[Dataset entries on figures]

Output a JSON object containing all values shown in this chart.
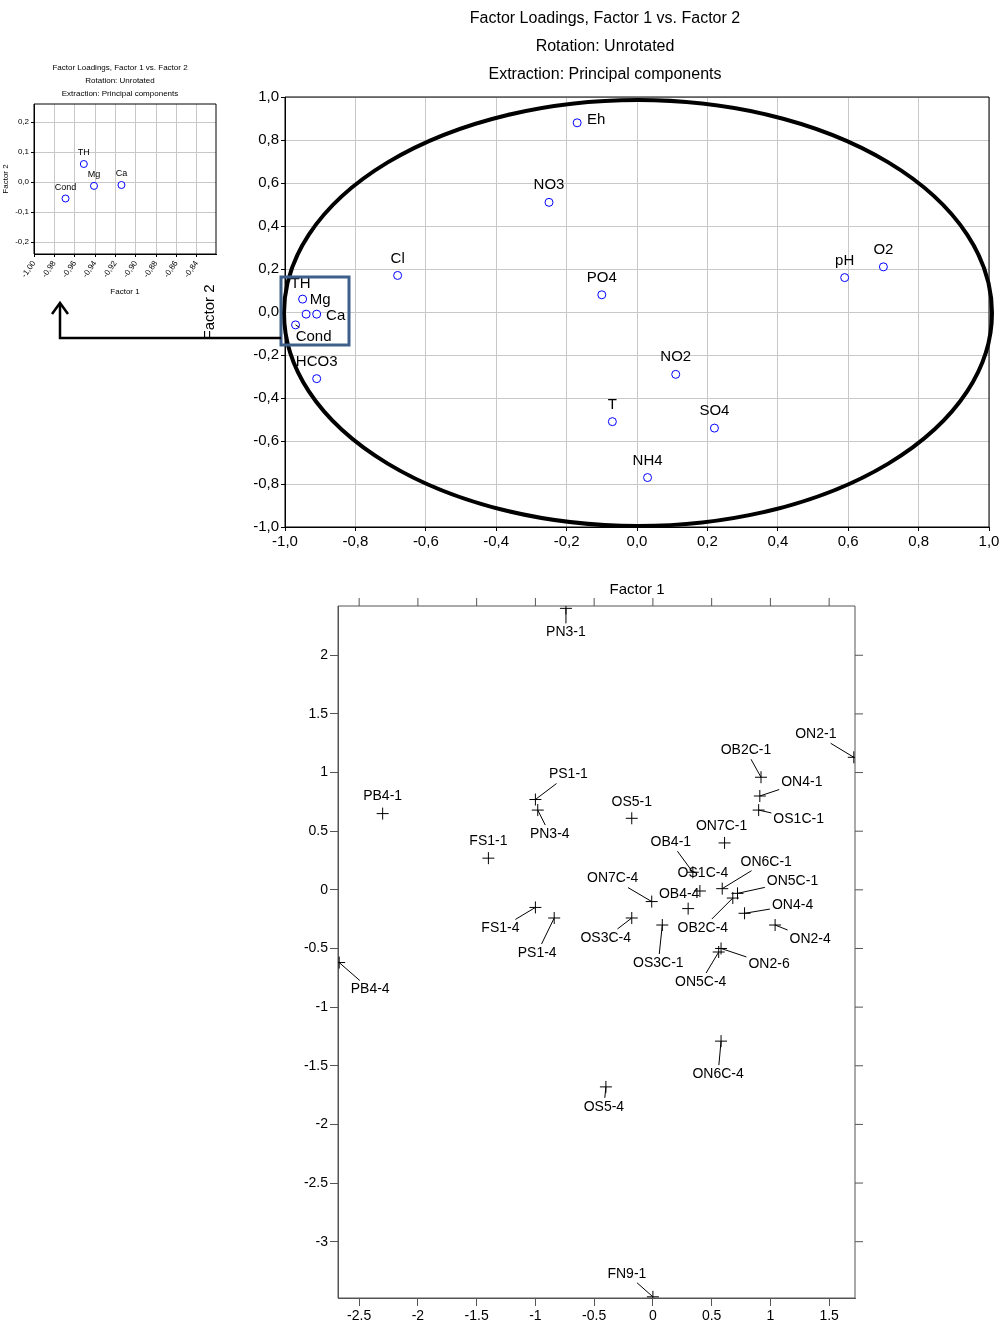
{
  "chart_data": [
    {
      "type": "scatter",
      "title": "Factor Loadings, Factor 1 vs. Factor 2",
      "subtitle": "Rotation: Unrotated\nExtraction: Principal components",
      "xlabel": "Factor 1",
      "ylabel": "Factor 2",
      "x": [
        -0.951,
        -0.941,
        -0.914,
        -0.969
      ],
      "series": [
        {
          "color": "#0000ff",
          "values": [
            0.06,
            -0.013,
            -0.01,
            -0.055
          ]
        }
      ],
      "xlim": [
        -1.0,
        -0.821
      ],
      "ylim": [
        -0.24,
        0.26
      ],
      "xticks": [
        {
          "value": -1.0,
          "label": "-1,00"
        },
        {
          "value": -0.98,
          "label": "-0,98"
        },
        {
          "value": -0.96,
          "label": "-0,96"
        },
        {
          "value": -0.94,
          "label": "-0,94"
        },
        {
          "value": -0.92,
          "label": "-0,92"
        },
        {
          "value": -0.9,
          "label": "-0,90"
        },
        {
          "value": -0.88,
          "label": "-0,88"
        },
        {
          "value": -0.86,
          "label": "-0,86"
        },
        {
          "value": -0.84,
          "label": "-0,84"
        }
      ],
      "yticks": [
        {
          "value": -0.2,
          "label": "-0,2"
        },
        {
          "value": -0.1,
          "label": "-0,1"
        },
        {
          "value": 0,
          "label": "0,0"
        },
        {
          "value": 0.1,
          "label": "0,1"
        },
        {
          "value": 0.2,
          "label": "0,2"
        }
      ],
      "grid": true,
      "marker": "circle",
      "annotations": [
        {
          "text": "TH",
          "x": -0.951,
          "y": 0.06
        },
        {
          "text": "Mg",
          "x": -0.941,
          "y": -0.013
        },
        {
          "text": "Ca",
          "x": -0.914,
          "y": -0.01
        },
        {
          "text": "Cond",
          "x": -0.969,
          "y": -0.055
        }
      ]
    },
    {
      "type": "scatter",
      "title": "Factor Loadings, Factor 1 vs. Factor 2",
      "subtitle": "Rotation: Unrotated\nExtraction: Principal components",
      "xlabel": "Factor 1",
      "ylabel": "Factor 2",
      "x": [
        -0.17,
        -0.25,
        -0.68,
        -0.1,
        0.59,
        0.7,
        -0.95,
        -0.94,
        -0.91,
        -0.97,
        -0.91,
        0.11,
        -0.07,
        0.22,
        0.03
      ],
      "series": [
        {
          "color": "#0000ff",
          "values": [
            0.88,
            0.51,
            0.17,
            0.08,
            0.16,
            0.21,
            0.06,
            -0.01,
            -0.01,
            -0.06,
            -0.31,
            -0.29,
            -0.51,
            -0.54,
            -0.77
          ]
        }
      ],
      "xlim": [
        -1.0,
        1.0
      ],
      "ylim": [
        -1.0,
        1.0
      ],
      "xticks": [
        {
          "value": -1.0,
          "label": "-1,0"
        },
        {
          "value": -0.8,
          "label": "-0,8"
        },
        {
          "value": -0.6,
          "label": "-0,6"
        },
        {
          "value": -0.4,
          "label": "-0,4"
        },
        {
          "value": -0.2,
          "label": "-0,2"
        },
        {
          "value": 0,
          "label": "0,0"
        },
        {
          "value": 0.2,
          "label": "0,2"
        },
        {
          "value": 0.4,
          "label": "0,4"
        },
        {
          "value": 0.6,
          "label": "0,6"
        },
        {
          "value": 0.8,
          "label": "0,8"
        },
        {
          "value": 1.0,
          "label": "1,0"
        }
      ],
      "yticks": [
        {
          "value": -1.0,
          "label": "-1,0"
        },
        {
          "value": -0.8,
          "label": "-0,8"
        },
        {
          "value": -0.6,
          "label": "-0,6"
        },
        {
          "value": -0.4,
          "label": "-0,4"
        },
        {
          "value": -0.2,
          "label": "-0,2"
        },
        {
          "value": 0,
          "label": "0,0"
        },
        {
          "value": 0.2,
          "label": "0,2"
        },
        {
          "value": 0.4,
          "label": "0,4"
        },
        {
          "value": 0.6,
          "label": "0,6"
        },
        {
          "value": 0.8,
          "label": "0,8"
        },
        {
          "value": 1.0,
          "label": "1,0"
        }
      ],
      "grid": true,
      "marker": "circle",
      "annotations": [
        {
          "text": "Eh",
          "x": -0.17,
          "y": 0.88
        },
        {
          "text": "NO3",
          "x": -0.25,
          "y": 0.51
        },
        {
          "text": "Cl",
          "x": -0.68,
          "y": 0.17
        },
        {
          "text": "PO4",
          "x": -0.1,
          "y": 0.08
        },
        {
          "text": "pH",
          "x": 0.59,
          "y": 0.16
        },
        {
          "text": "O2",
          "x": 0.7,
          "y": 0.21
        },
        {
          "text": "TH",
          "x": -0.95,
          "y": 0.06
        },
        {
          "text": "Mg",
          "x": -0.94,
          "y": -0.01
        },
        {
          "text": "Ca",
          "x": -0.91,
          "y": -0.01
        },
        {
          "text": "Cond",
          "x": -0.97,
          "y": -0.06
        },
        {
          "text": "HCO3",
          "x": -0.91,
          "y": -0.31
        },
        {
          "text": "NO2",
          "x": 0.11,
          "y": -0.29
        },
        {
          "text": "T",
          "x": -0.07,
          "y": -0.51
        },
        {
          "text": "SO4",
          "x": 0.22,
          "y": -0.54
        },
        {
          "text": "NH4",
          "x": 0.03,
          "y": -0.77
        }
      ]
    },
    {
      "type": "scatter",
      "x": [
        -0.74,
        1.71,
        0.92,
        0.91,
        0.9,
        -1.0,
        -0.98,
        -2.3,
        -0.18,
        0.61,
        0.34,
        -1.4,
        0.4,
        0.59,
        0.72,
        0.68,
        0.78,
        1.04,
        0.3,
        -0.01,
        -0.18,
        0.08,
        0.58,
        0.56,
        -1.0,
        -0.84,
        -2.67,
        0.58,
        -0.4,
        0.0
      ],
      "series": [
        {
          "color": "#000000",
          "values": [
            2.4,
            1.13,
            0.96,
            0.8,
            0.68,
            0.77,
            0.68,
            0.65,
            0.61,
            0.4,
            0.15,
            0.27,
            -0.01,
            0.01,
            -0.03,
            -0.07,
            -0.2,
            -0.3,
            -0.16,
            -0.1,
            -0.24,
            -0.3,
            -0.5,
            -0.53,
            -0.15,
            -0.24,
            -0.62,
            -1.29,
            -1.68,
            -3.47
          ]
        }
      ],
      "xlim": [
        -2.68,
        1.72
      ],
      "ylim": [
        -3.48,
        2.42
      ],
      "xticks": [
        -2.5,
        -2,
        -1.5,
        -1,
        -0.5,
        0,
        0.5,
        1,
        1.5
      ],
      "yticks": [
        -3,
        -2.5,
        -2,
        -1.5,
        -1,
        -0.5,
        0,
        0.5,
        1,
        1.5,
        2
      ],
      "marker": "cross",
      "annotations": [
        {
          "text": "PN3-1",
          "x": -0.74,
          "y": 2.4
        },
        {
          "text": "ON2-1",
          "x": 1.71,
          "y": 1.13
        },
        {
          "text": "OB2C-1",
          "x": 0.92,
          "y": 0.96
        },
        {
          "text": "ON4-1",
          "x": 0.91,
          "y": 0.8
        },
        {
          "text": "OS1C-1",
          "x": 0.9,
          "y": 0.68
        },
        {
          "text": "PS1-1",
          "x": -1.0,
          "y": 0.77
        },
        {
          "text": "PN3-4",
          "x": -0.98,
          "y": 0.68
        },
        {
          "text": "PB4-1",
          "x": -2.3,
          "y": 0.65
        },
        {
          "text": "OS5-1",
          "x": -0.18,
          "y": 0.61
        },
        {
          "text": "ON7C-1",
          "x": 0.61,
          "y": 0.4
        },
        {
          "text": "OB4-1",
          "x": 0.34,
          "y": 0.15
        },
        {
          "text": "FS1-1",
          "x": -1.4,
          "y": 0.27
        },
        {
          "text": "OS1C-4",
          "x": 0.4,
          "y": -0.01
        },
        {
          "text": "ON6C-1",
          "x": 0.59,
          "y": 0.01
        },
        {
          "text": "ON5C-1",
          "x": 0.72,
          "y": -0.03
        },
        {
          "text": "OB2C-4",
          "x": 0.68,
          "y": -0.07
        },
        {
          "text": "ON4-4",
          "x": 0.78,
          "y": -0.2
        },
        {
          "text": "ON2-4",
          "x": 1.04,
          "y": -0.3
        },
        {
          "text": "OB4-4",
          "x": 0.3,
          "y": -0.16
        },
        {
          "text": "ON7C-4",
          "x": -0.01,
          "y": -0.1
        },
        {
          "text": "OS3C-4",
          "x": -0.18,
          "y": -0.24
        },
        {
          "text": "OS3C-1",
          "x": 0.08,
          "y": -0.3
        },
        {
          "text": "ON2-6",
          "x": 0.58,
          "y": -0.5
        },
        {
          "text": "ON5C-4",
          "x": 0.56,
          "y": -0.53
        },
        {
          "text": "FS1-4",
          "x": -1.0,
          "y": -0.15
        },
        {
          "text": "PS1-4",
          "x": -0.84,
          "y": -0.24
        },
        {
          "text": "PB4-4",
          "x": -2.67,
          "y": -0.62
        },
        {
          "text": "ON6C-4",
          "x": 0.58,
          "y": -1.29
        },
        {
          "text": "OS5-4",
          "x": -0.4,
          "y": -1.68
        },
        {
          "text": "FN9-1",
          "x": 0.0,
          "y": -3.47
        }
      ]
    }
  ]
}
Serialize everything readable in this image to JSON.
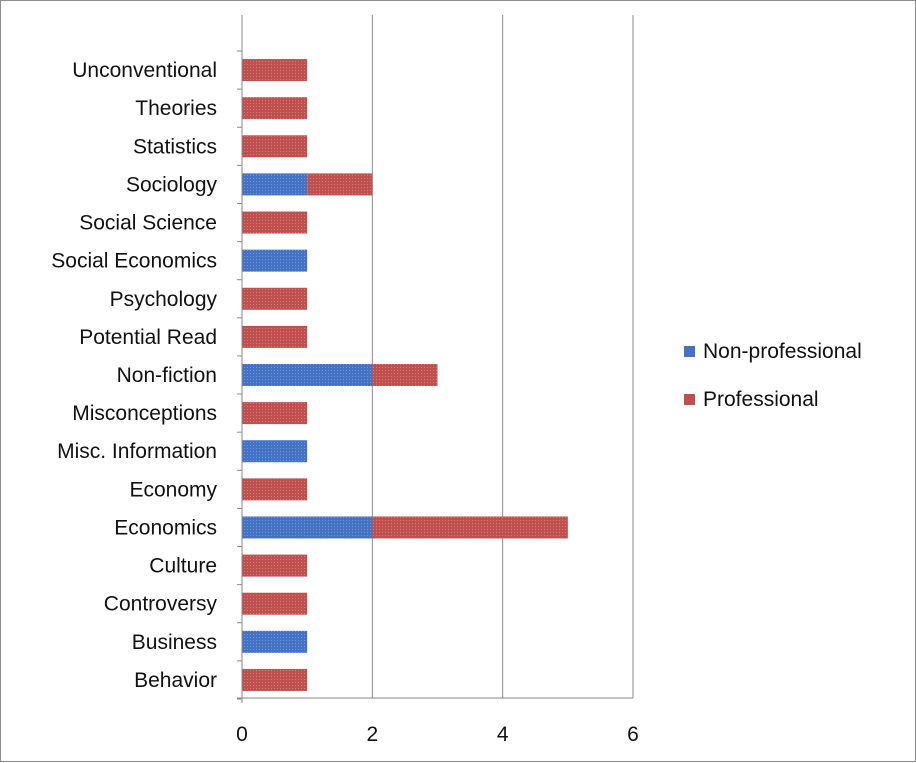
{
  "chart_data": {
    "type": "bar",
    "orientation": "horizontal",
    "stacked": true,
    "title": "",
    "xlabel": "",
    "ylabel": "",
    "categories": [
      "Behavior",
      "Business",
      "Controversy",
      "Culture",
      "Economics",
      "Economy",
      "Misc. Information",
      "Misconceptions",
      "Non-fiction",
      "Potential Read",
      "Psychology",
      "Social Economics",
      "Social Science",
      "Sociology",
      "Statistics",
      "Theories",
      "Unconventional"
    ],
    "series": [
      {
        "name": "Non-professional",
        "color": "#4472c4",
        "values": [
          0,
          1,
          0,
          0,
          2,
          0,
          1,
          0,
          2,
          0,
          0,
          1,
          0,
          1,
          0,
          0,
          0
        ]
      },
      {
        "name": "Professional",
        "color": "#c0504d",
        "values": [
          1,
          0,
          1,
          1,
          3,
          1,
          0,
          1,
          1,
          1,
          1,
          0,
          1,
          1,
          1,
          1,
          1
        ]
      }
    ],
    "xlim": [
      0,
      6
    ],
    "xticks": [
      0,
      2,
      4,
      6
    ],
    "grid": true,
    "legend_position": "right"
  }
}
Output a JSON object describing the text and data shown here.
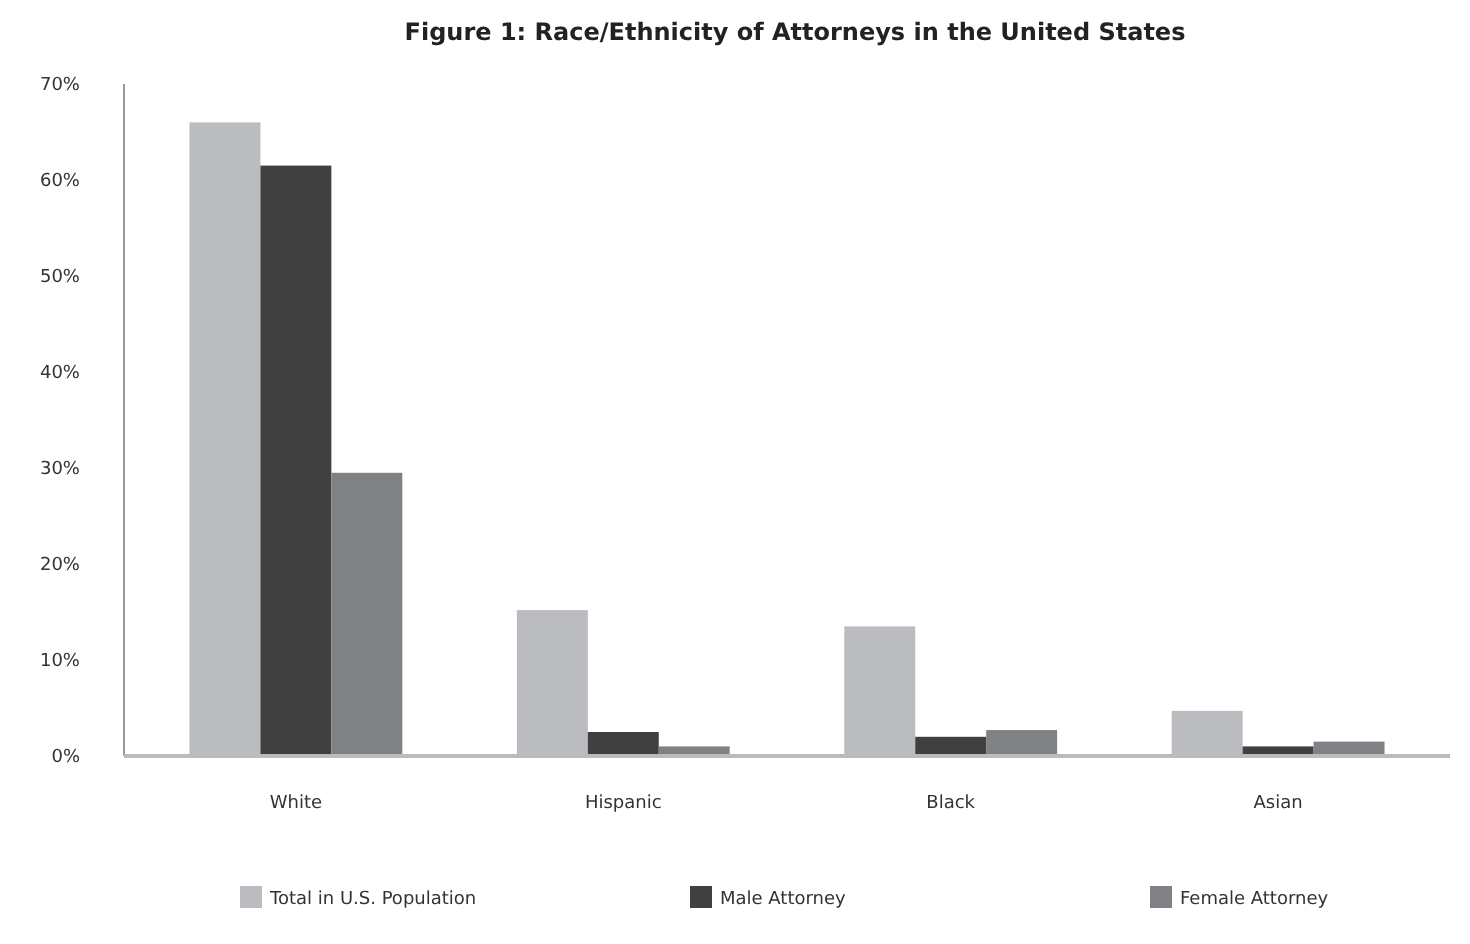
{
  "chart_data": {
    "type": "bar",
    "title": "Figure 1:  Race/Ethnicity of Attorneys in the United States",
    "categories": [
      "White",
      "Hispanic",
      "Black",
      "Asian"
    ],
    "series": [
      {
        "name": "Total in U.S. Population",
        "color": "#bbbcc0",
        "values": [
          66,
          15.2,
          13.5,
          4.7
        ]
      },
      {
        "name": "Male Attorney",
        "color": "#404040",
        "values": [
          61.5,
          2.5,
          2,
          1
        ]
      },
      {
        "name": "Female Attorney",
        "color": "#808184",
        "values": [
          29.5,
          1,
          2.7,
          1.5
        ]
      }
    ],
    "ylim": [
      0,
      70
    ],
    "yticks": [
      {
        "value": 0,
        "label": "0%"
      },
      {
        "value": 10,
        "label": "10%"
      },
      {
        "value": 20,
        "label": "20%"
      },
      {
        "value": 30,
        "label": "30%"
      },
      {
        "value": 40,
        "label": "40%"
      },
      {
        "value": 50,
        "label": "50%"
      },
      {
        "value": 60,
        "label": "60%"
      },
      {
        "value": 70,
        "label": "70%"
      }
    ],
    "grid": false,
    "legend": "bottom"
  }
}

TO BE DONE: Copy all lines in the listing above where the string "true" appears.

RESPONSE FOR THIS EXERCISE:
      "grid": true,
      "grid": true,
    "stacked": true,
    "grid": true,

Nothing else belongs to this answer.